— start of RECORDS SUPPLIED —

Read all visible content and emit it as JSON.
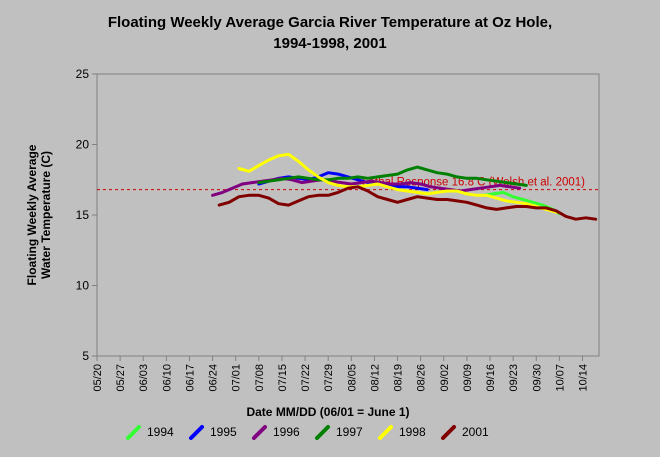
{
  "chart_data": {
    "type": "line",
    "title_line1": "Floating Weekly Average Garcia River Temperature at Oz Hole,",
    "title_line2": "1994-1998, 2001",
    "ylabel_line1": "Floating Weekly Average",
    "ylabel_line2": "Water Temperature (C)",
    "xlabel": "Date MM/DD (06/01 = June 1)",
    "ylim": [
      5,
      25
    ],
    "yticks": [
      "5",
      "10",
      "15",
      "20",
      "25"
    ],
    "xlim": [
      "05/20",
      "10/19"
    ],
    "xticks": [
      "05/20",
      "05/27",
      "06/03",
      "06/10",
      "06/17",
      "06/24",
      "07/01",
      "07/08",
      "07/15",
      "07/22",
      "07/29",
      "08/05",
      "08/12",
      "08/19",
      "08/26",
      "09/02",
      "09/09",
      "09/16",
      "09/23",
      "09/30",
      "10/07",
      "10/14"
    ],
    "grid": false,
    "threshold": {
      "value": 16.8,
      "label": "Lethal Response 16.8 C (Welsh et al. 2001)",
      "color": "#cc0000"
    },
    "series": [
      {
        "name": "1994",
        "color": "#33ff33",
        "x": [
          "09/14",
          "09/17",
          "09/20",
          "09/23",
          "09/26",
          "09/29",
          "10/02",
          "10/05",
          "10/07"
        ],
        "y": [
          16.4,
          16.5,
          16.6,
          16.3,
          16.1,
          15.9,
          15.7,
          15.4,
          15.1
        ]
      },
      {
        "name": "1995",
        "color": "#0000ff",
        "x": [
          "07/08",
          "07/11",
          "07/14",
          "07/17",
          "07/20",
          "07/23",
          "07/26",
          "07/29",
          "08/01",
          "08/04",
          "08/07",
          "08/10",
          "08/13",
          "08/16",
          "08/19",
          "08/22",
          "08/25",
          "08/28"
        ],
        "y": [
          17.2,
          17.4,
          17.6,
          17.7,
          17.6,
          17.5,
          17.7,
          18.0,
          17.9,
          17.7,
          17.5,
          17.3,
          17.2,
          17.1,
          17.0,
          17.0,
          16.9,
          16.8
        ]
      },
      {
        "name": "1996",
        "color": "#800080",
        "x": [
          "06/24",
          "06/27",
          "06/30",
          "07/03",
          "07/06",
          "07/09",
          "07/12",
          "07/15",
          "07/18",
          "07/21",
          "07/24",
          "07/27",
          "07/30",
          "08/02",
          "08/05",
          "08/08",
          "08/11",
          "08/14",
          "08/17",
          "08/20",
          "08/23",
          "08/26",
          "08/29",
          "09/01",
          "09/04",
          "09/07",
          "09/10",
          "09/13",
          "09/16",
          "09/19",
          "09/22",
          "09/25"
        ],
        "y": [
          16.4,
          16.6,
          16.9,
          17.2,
          17.3,
          17.4,
          17.5,
          17.6,
          17.5,
          17.3,
          17.4,
          17.5,
          17.4,
          17.3,
          17.2,
          17.3,
          17.4,
          17.3,
          17.2,
          17.2,
          17.3,
          17.2,
          17.0,
          16.9,
          16.8,
          16.7,
          16.8,
          16.9,
          17.0,
          17.1,
          17.0,
          16.9
        ]
      },
      {
        "name": "1997",
        "color": "#008000",
        "x": [
          "07/08",
          "07/11",
          "07/14",
          "07/17",
          "07/20",
          "07/23",
          "07/26",
          "07/29",
          "08/01",
          "08/04",
          "08/07",
          "08/10",
          "08/13",
          "08/16",
          "08/19",
          "08/22",
          "08/25",
          "08/28",
          "08/31",
          "09/03",
          "09/06",
          "09/09",
          "09/12",
          "09/15",
          "09/18",
          "09/21",
          "09/24",
          "09/27"
        ],
        "y": [
          17.3,
          17.4,
          17.5,
          17.6,
          17.7,
          17.6,
          17.5,
          17.5,
          17.6,
          17.6,
          17.7,
          17.6,
          17.7,
          17.8,
          17.9,
          18.2,
          18.4,
          18.2,
          18.0,
          17.9,
          17.7,
          17.6,
          17.6,
          17.5,
          17.4,
          17.3,
          17.2,
          17.1
        ]
      },
      {
        "name": "1998",
        "color": "#ffff00",
        "x": [
          "07/02",
          "07/05",
          "07/08",
          "07/11",
          "07/14",
          "07/17",
          "07/20",
          "07/23",
          "07/26",
          "07/29",
          "08/01",
          "08/04",
          "08/07",
          "08/10",
          "08/13",
          "08/16",
          "08/19",
          "08/22",
          "08/25",
          "08/28",
          "08/31",
          "09/03",
          "09/06",
          "09/09",
          "09/12",
          "09/15",
          "09/18",
          "09/21",
          "09/24",
          "09/27",
          "09/30",
          "10/03",
          "10/06"
        ],
        "y": [
          18.3,
          18.1,
          18.5,
          18.9,
          19.2,
          19.3,
          18.8,
          18.2,
          17.7,
          17.3,
          17.1,
          17.0,
          17.0,
          17.1,
          17.2,
          17.0,
          16.8,
          16.7,
          16.6,
          16.5,
          16.6,
          16.7,
          16.7,
          16.5,
          16.4,
          16.4,
          16.2,
          16.0,
          15.9,
          15.8,
          15.6,
          15.4,
          15.2
        ]
      },
      {
        "name": "2001",
        "color": "#800000",
        "x": [
          "06/26",
          "06/29",
          "07/02",
          "07/05",
          "07/08",
          "07/11",
          "07/14",
          "07/17",
          "07/20",
          "07/23",
          "07/26",
          "07/29",
          "08/01",
          "08/04",
          "08/07",
          "08/10",
          "08/13",
          "08/16",
          "08/19",
          "08/22",
          "08/25",
          "08/28",
          "08/31",
          "09/03",
          "09/06",
          "09/09",
          "09/12",
          "09/15",
          "09/18",
          "09/21",
          "09/24",
          "09/27",
          "09/30",
          "10/03",
          "10/06",
          "10/09",
          "10/12",
          "10/15",
          "10/18"
        ],
        "y": [
          15.7,
          15.9,
          16.3,
          16.4,
          16.4,
          16.2,
          15.8,
          15.7,
          16.0,
          16.3,
          16.4,
          16.4,
          16.6,
          16.9,
          17.0,
          16.7,
          16.3,
          16.1,
          15.9,
          16.1,
          16.3,
          16.2,
          16.1,
          16.1,
          16.0,
          15.9,
          15.7,
          15.5,
          15.4,
          15.5,
          15.6,
          15.6,
          15.5,
          15.5,
          15.3,
          14.9,
          14.7,
          14.8,
          14.7
        ]
      }
    ]
  }
}
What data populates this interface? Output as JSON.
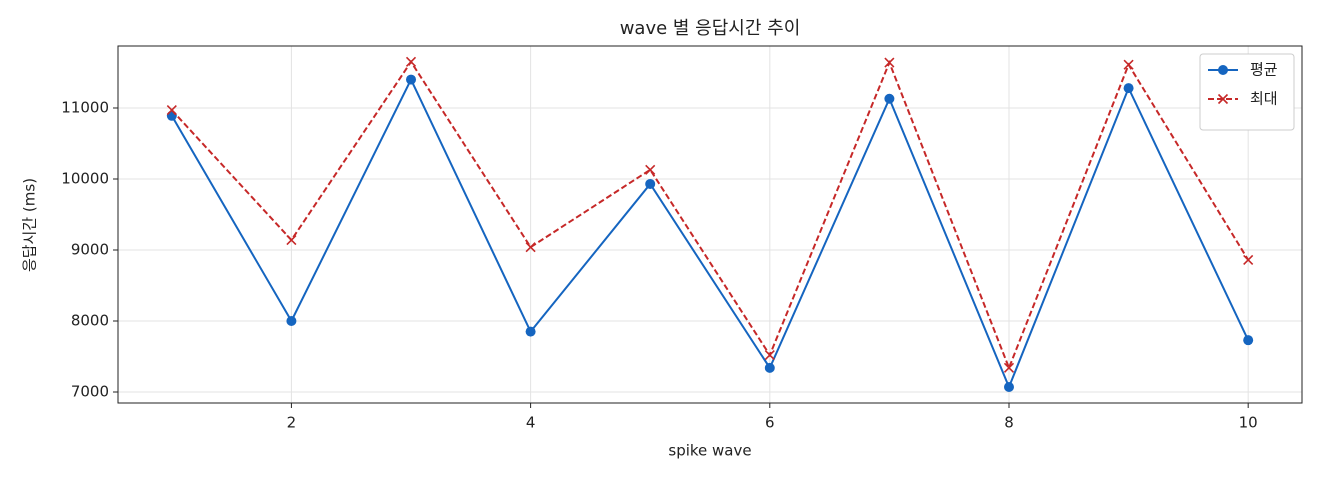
{
  "chart_data": {
    "type": "line",
    "title": "wave 별 응답시간 추이",
    "xlabel": "spike wave",
    "ylabel": "응답시간 (ms)",
    "x": [
      1,
      2,
      3,
      4,
      5,
      6,
      7,
      8,
      9,
      10
    ],
    "series": [
      {
        "name": "평균",
        "color": "#1565c0",
        "marker": "o",
        "linestyle": "solid",
        "values": [
          10890,
          8000,
          11400,
          7850,
          9930,
          7340,
          11130,
          7070,
          11280,
          7730
        ]
      },
      {
        "name": "최대",
        "color": "#c62828",
        "marker": "x",
        "linestyle": "dashed",
        "values": [
          10970,
          9140,
          11650,
          9040,
          10130,
          7520,
          11640,
          7340,
          11610,
          8860
        ]
      }
    ],
    "xlim": [
      0.55,
      10.45
    ],
    "xticks": [
      2,
      4,
      6,
      8,
      10
    ],
    "ylim": [
      6845,
      11873
    ],
    "yticks": [
      7000,
      8000,
      9000,
      10000,
      11000
    ],
    "grid": true,
    "legend": "upper right"
  }
}
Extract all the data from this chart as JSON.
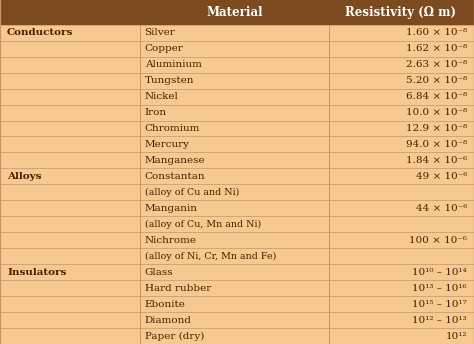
{
  "bg_color": "#F5C990",
  "header_bg": "#7B4A1E",
  "header_text_color": "#FFFFFF",
  "body_text_color": "#4B2000",
  "divider_color": "#C8956A",
  "figsize": [
    4.74,
    3.44
  ],
  "dpi": 100,
  "header": [
    "Material",
    "Resistivity (Ω m)"
  ],
  "rows": [
    {
      "category": "Conductors",
      "cat_bold": true,
      "material": "Silver",
      "resistivity": "1.60 × 10⁻⁸"
    },
    {
      "category": "",
      "cat_bold": false,
      "material": "Copper",
      "resistivity": "1.62 × 10⁻⁸"
    },
    {
      "category": "",
      "cat_bold": false,
      "material": "Aluminium",
      "resistivity": "2.63 × 10⁻⁸"
    },
    {
      "category": "",
      "cat_bold": false,
      "material": "Tungsten",
      "resistivity": "5.20 × 10⁻⁸"
    },
    {
      "category": "",
      "cat_bold": false,
      "material": "Nickel",
      "resistivity": "6.84 × 10⁻⁸"
    },
    {
      "category": "",
      "cat_bold": false,
      "material": "Iron",
      "resistivity": "10.0 × 10⁻⁸"
    },
    {
      "category": "",
      "cat_bold": false,
      "material": "Chromium",
      "resistivity": "12.9 × 10⁻⁸"
    },
    {
      "category": "",
      "cat_bold": false,
      "material": "Mercury",
      "resistivity": "94.0 × 10⁻⁸"
    },
    {
      "category": "",
      "cat_bold": false,
      "material": "Manganese",
      "resistivity": "1.84 × 10⁻⁶"
    },
    {
      "category": "Alloys",
      "cat_bold": true,
      "material": "Constantan",
      "resistivity": "49 × 10⁻⁶"
    },
    {
      "category": "",
      "cat_bold": false,
      "material": "(alloy of Cu and Ni)",
      "resistivity": ""
    },
    {
      "category": "",
      "cat_bold": false,
      "material": "Manganin",
      "resistivity": "44 × 10⁻⁶"
    },
    {
      "category": "",
      "cat_bold": false,
      "material": "(alloy of Cu, Mn and Ni)",
      "resistivity": ""
    },
    {
      "category": "",
      "cat_bold": false,
      "material": "Nichrome",
      "resistivity": "100 × 10⁻⁶"
    },
    {
      "category": "",
      "cat_bold": false,
      "material": "(alloy of Ni, Cr, Mn and Fe)",
      "resistivity": ""
    },
    {
      "category": "Insulators",
      "cat_bold": true,
      "material": "Glass",
      "resistivity": "10¹⁰ – 10¹⁴"
    },
    {
      "category": "",
      "cat_bold": false,
      "material": "Hard rubber",
      "resistivity": "10¹³ – 10¹⁶"
    },
    {
      "category": "",
      "cat_bold": false,
      "material": "Ebonite",
      "resistivity": "10¹⁵ – 10¹⁷"
    },
    {
      "category": "",
      "cat_bold": false,
      "material": "Diamond",
      "resistivity": "10¹² – 10¹³"
    },
    {
      "category": "",
      "cat_bold": false,
      "material": "Paper (dry)",
      "resistivity": "10¹²"
    }
  ]
}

— end of RECORDS SUPPLIED —

Say how many lines above contain the string "JSON". Answer with the number only.

# OUTPUT FOR THIS EXERCISE
3